Data for this task -
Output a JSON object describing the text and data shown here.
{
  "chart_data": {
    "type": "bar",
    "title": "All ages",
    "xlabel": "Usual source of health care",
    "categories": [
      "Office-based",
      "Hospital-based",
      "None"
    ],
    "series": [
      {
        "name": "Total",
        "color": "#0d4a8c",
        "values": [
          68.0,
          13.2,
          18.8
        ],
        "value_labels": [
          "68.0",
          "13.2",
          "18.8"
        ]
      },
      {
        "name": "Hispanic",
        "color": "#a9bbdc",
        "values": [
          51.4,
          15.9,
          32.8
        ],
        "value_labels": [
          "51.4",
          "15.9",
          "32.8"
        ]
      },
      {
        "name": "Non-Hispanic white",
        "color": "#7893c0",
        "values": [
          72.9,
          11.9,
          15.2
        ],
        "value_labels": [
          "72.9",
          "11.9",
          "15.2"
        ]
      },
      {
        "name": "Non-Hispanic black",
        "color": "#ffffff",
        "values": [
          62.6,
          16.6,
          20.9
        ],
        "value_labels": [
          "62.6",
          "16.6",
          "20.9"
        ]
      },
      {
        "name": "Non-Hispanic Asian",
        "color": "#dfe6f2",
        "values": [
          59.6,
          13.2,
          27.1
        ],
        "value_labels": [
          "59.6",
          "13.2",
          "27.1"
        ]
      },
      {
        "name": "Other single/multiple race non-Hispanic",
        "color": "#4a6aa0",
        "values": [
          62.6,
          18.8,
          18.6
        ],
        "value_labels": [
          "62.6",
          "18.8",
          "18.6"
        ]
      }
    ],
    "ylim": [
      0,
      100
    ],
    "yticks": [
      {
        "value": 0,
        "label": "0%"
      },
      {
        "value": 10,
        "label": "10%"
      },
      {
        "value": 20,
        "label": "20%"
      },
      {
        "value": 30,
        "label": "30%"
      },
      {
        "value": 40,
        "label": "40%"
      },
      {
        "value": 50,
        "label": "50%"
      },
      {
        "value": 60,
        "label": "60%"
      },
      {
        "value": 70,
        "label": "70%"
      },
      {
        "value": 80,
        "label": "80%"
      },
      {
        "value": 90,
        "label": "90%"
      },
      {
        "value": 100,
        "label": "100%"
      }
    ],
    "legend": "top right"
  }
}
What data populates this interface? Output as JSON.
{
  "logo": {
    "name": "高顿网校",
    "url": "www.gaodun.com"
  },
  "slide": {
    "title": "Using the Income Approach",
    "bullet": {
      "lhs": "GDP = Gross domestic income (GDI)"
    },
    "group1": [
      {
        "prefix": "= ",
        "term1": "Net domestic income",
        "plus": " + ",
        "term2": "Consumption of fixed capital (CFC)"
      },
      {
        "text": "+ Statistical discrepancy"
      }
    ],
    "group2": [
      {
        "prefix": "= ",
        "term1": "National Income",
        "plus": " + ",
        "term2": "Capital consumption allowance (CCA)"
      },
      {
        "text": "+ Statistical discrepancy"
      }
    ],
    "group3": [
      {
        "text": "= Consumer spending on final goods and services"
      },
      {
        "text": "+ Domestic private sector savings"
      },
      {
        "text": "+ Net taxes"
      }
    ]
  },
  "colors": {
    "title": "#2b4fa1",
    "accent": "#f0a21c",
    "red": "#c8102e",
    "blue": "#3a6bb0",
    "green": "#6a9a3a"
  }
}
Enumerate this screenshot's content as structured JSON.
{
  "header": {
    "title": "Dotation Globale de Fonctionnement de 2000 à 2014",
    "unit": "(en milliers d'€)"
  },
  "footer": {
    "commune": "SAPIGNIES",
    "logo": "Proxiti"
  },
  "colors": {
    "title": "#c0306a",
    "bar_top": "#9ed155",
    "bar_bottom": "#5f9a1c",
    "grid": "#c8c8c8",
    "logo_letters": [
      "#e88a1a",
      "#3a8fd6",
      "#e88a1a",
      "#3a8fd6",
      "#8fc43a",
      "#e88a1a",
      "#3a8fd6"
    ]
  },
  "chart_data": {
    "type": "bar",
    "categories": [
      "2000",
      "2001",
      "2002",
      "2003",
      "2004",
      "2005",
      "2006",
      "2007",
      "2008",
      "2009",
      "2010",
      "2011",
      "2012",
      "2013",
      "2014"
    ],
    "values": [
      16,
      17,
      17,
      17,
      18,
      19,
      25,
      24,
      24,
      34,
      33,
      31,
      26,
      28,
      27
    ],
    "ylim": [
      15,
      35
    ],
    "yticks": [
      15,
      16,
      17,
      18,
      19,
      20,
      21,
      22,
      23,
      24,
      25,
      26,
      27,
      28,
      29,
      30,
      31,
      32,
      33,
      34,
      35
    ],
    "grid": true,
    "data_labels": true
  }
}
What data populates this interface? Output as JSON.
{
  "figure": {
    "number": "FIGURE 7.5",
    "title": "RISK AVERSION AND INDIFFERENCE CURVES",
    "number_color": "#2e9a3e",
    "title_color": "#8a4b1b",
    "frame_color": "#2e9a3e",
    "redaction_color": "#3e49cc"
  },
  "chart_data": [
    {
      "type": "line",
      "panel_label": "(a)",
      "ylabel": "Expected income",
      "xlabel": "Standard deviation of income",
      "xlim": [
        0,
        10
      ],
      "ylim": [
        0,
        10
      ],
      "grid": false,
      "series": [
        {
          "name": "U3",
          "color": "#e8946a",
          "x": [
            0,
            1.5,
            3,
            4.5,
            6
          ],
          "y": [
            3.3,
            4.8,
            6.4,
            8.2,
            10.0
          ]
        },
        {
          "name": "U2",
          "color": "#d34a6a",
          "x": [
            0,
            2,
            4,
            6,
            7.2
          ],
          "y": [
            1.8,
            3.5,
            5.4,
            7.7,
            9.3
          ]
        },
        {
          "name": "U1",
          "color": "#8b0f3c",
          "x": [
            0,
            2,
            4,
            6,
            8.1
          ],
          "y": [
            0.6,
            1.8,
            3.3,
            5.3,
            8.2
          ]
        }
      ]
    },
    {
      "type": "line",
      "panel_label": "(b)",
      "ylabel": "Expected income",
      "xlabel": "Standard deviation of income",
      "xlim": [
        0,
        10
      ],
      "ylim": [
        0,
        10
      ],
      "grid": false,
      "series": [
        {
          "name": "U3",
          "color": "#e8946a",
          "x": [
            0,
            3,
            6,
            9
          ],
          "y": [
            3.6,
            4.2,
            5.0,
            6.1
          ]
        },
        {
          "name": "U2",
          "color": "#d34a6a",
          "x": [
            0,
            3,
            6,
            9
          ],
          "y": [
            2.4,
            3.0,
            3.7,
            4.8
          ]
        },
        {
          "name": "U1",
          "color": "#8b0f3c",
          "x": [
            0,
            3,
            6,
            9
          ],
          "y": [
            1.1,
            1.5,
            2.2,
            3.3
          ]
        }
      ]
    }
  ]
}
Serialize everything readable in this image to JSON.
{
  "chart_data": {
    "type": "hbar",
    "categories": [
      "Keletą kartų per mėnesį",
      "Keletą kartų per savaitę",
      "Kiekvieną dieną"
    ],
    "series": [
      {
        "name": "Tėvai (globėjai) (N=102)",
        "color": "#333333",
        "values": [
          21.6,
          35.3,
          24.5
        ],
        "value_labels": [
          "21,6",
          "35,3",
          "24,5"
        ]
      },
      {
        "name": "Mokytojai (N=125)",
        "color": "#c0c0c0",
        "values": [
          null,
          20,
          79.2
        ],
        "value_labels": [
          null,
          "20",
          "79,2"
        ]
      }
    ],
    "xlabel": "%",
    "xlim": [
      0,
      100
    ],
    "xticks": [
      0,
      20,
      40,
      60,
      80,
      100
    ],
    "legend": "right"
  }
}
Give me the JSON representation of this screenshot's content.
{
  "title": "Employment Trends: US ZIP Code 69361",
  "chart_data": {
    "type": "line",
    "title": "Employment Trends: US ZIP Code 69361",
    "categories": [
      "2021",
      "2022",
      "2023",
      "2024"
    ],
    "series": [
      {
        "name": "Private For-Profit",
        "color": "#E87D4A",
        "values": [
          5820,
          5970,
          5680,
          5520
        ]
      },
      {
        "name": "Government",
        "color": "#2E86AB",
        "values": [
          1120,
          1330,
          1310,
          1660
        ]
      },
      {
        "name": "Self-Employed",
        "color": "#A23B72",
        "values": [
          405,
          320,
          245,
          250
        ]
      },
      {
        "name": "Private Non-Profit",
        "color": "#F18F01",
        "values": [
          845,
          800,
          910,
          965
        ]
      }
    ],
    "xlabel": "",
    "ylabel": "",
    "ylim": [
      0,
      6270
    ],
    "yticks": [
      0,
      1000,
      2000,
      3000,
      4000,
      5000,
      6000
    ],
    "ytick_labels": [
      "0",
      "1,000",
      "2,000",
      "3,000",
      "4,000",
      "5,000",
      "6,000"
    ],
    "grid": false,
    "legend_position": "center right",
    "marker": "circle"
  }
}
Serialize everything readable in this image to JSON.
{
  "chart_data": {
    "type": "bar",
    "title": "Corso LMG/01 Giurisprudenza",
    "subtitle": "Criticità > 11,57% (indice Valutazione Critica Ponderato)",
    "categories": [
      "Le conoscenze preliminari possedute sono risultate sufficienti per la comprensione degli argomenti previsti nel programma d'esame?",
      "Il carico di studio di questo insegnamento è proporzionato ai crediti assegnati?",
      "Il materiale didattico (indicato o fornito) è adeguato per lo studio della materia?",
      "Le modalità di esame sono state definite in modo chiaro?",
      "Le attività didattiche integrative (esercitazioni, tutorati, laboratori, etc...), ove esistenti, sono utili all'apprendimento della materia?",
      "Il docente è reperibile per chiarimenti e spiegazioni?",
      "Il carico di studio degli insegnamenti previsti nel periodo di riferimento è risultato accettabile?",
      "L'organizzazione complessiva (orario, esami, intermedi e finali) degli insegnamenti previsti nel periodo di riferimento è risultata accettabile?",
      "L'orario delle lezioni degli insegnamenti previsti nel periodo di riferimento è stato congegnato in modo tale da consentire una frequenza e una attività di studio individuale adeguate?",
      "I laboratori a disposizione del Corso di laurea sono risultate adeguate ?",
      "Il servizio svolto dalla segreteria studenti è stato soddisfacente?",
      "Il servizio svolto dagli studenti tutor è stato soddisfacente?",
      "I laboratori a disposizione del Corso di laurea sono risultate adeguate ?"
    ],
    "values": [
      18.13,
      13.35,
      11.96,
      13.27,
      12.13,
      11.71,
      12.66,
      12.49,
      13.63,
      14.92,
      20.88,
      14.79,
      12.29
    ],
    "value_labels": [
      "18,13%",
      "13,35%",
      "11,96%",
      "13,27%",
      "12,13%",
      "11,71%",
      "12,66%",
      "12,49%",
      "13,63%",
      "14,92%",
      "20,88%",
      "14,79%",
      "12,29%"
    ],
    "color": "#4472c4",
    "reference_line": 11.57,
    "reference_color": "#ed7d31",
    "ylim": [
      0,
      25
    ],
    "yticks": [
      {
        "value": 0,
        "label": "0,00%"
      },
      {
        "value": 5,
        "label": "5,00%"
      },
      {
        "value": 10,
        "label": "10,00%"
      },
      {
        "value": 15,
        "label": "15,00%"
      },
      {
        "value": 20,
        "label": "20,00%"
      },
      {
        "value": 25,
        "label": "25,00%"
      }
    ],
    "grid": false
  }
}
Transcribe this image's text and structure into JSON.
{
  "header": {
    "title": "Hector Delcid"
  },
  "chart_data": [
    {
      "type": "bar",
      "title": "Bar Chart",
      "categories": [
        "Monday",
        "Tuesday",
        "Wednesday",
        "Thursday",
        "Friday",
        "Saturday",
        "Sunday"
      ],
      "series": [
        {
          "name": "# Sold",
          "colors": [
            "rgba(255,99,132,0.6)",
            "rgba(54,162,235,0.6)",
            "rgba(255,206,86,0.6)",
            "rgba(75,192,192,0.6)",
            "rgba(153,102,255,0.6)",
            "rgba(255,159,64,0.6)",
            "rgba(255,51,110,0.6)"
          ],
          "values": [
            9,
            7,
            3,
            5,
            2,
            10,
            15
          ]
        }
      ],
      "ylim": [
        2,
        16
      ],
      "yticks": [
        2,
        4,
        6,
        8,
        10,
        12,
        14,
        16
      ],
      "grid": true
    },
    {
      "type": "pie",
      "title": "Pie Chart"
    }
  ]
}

Goal -
Every line above that contains the word "attività" should be reported.

Final answer -
      "Le attività didattiche integrative (esercitazioni, tutorati, laboratori, etc...), ove esistenti, sono utili all'apprendimento della materia?",
      "L'orario delle lezioni degli insegnamenti previsti nel periodo di riferimento è stato congegnato in modo tale da consentire una frequenza e una attività di studio individuale adeguate?",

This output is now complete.